# Instructions to follow:
Each line that holds the word "water" should be returned.
####
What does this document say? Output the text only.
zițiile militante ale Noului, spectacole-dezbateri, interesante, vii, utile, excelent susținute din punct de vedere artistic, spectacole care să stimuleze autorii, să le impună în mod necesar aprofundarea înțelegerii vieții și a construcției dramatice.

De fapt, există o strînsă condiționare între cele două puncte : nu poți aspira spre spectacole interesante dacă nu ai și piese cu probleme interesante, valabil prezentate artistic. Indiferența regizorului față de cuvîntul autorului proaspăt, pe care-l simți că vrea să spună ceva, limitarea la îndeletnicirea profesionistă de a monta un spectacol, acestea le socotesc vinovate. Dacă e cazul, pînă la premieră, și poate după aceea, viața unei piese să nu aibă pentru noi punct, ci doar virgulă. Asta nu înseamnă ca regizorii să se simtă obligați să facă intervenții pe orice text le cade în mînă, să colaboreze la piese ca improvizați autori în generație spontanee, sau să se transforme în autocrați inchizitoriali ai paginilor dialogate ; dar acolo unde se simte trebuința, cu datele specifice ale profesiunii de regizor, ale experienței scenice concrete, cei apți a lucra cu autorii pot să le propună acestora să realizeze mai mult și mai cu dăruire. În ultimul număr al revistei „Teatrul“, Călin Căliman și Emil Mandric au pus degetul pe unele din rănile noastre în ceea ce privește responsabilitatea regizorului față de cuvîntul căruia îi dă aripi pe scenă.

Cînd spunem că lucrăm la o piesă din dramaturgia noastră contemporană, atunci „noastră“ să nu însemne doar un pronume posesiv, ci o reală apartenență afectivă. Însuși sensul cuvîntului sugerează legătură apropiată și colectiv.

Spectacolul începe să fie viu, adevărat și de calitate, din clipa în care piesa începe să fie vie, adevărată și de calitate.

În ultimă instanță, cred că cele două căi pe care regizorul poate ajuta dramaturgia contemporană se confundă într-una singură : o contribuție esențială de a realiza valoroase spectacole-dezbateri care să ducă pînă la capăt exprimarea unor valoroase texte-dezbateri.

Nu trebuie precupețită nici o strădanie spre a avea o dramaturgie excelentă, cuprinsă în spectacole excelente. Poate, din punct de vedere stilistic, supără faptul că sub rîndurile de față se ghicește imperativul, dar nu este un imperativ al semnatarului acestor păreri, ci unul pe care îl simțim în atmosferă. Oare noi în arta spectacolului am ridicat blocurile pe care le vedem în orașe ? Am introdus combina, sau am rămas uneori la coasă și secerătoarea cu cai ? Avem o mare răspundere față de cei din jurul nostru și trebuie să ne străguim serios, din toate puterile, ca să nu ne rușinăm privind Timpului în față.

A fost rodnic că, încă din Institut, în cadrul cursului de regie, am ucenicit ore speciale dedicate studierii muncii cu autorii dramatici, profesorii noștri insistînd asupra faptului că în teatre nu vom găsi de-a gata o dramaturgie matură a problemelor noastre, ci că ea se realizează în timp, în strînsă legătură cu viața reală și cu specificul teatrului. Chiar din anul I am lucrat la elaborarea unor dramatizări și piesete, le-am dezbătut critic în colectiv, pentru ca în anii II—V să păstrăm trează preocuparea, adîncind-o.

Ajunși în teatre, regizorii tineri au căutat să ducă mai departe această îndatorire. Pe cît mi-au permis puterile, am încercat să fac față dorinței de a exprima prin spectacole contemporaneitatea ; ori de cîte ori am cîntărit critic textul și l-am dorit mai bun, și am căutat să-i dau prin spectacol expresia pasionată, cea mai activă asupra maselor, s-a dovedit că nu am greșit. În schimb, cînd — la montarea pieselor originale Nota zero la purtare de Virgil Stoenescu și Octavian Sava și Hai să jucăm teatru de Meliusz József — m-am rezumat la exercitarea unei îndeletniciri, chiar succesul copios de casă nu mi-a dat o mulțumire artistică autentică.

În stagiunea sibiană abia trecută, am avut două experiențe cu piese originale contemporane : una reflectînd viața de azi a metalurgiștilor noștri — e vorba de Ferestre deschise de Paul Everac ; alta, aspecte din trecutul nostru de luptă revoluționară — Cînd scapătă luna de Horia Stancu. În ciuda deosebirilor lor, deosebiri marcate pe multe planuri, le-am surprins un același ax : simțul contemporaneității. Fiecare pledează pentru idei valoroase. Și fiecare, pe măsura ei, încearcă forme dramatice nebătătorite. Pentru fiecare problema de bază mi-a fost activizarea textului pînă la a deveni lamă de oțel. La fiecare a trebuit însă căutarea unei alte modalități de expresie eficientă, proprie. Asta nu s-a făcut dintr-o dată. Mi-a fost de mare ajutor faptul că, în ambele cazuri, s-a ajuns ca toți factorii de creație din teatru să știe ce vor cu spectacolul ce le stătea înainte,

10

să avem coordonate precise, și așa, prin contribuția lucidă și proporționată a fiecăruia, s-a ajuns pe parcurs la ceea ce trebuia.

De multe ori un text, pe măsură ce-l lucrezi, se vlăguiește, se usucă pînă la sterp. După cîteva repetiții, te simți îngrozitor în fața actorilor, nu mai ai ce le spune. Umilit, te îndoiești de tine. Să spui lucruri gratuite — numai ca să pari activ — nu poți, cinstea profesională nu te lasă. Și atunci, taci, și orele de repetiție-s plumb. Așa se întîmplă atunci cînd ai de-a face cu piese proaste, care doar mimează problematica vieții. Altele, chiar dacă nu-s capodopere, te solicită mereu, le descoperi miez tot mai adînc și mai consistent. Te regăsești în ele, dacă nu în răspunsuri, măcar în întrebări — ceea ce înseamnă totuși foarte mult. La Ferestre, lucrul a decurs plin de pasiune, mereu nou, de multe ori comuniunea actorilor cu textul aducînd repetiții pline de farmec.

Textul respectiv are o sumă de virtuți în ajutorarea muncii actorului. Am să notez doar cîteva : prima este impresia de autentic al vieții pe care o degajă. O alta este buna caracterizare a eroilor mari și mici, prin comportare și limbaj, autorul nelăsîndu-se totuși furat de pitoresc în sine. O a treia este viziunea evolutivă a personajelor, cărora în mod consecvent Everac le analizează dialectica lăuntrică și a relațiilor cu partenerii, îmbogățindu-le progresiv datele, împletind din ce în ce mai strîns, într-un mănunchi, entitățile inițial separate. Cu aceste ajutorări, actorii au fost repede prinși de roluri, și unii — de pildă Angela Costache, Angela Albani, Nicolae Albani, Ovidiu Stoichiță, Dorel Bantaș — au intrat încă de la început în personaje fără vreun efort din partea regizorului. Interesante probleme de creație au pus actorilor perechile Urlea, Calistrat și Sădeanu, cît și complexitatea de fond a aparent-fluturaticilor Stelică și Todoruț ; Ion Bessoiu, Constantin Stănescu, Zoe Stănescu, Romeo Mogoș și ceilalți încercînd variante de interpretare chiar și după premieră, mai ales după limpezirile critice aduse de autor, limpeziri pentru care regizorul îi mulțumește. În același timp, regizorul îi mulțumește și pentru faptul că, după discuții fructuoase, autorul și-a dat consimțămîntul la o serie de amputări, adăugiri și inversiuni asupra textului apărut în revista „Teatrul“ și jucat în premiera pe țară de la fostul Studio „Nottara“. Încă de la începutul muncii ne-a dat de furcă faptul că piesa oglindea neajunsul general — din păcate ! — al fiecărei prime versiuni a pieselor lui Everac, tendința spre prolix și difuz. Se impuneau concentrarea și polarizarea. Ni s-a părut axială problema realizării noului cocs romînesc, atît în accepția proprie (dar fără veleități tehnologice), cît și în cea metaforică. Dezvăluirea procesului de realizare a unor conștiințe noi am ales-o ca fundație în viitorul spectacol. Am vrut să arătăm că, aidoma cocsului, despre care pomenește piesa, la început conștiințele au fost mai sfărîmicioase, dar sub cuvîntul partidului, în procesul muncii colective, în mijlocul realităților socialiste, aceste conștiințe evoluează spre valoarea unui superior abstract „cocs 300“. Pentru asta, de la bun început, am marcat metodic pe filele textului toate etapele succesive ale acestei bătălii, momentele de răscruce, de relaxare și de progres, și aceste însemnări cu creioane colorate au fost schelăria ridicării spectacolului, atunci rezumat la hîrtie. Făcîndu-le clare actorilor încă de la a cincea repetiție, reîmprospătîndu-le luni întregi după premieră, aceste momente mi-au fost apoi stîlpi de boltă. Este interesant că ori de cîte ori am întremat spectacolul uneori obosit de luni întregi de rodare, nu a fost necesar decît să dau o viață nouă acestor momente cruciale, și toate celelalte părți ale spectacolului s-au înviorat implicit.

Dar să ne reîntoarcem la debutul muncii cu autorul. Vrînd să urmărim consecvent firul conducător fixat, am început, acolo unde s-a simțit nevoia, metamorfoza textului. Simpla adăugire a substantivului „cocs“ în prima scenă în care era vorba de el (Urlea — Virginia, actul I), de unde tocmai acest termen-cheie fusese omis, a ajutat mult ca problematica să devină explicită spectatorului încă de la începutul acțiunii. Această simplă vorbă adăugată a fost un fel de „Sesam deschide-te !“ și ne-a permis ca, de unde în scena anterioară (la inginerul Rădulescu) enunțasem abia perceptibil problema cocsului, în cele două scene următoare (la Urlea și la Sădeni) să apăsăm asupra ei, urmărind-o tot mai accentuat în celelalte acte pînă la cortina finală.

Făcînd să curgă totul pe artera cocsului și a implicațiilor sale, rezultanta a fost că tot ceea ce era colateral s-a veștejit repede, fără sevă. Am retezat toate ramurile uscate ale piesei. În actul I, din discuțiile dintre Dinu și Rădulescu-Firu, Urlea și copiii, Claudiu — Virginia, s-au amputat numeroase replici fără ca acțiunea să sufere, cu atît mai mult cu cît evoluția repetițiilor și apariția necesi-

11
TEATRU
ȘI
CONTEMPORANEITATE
####
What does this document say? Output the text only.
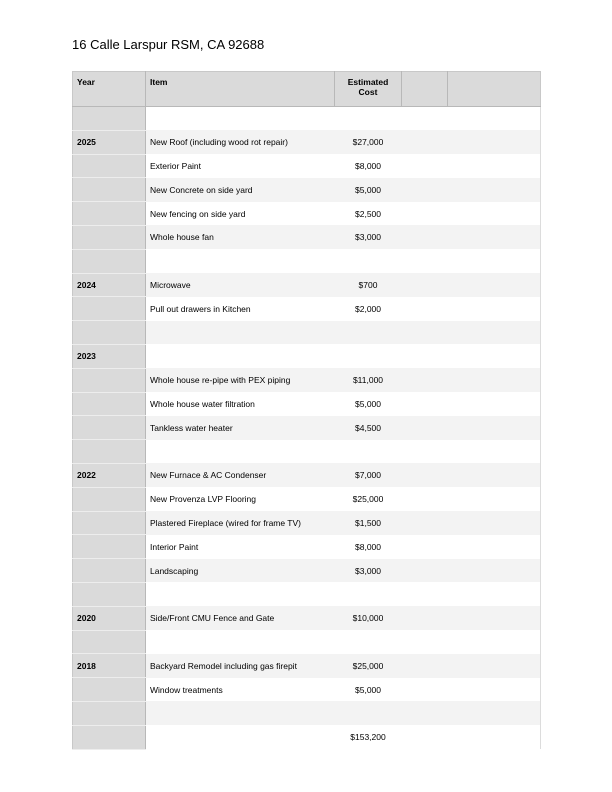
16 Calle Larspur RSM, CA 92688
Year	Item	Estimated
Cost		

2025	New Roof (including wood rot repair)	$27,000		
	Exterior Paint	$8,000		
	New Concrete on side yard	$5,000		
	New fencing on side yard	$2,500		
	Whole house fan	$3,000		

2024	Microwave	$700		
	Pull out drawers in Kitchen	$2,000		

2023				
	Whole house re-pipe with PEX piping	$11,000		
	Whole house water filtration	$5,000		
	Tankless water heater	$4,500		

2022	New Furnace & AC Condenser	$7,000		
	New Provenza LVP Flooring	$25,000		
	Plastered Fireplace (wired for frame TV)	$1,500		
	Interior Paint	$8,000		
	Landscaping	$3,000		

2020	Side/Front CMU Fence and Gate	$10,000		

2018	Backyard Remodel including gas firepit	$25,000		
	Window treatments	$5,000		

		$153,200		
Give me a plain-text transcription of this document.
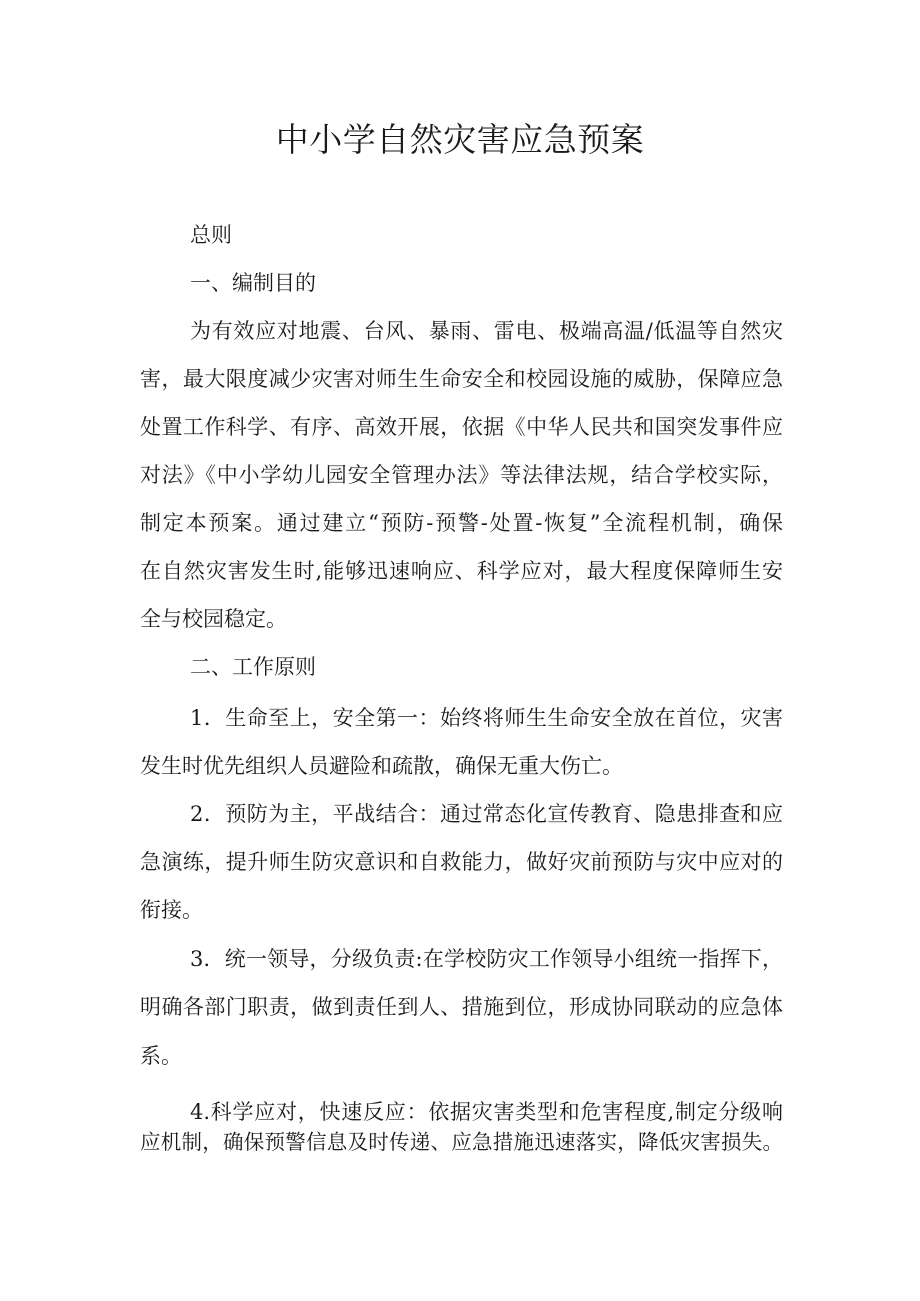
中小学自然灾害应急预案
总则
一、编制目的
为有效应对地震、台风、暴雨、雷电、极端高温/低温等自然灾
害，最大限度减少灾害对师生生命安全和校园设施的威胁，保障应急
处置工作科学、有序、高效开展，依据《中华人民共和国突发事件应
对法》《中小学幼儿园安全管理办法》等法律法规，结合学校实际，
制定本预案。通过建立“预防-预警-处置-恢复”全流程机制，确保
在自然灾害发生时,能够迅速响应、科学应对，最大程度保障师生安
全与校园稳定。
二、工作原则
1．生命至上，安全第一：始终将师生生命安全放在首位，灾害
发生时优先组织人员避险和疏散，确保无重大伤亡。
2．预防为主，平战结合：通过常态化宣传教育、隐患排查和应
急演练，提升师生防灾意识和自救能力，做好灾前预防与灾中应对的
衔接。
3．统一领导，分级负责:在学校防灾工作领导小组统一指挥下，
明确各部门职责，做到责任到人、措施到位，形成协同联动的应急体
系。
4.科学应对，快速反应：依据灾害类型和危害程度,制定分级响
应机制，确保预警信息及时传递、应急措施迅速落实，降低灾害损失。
####
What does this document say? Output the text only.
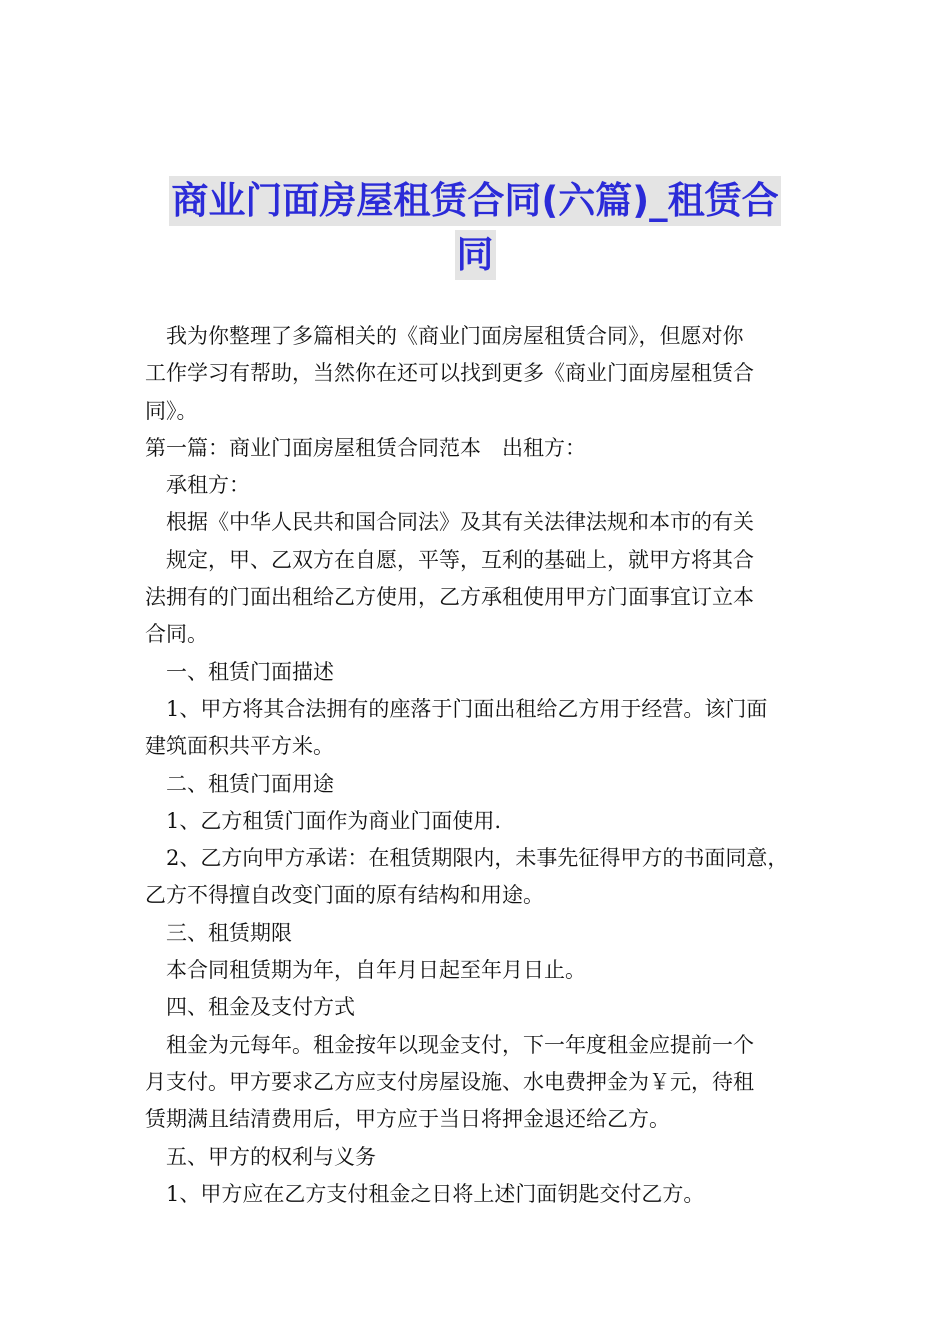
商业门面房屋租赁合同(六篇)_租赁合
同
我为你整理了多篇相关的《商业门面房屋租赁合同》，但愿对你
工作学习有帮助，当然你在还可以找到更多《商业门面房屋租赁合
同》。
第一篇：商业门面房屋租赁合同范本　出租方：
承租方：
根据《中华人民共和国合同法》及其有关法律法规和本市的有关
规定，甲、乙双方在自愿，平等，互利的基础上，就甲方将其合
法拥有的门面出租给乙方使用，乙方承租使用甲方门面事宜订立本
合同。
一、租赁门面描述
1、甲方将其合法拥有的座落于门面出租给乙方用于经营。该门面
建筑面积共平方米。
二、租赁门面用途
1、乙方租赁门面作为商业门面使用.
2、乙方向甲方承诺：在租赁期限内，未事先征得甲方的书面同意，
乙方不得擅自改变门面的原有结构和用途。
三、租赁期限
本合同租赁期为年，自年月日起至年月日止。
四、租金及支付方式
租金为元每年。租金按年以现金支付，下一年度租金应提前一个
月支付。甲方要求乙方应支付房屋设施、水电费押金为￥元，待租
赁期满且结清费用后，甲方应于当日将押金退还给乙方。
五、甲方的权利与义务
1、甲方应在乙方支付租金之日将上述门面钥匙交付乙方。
####
# Expected answer:
	Whole house water filtration	$5,000		
	Tankless water heater	$4,500		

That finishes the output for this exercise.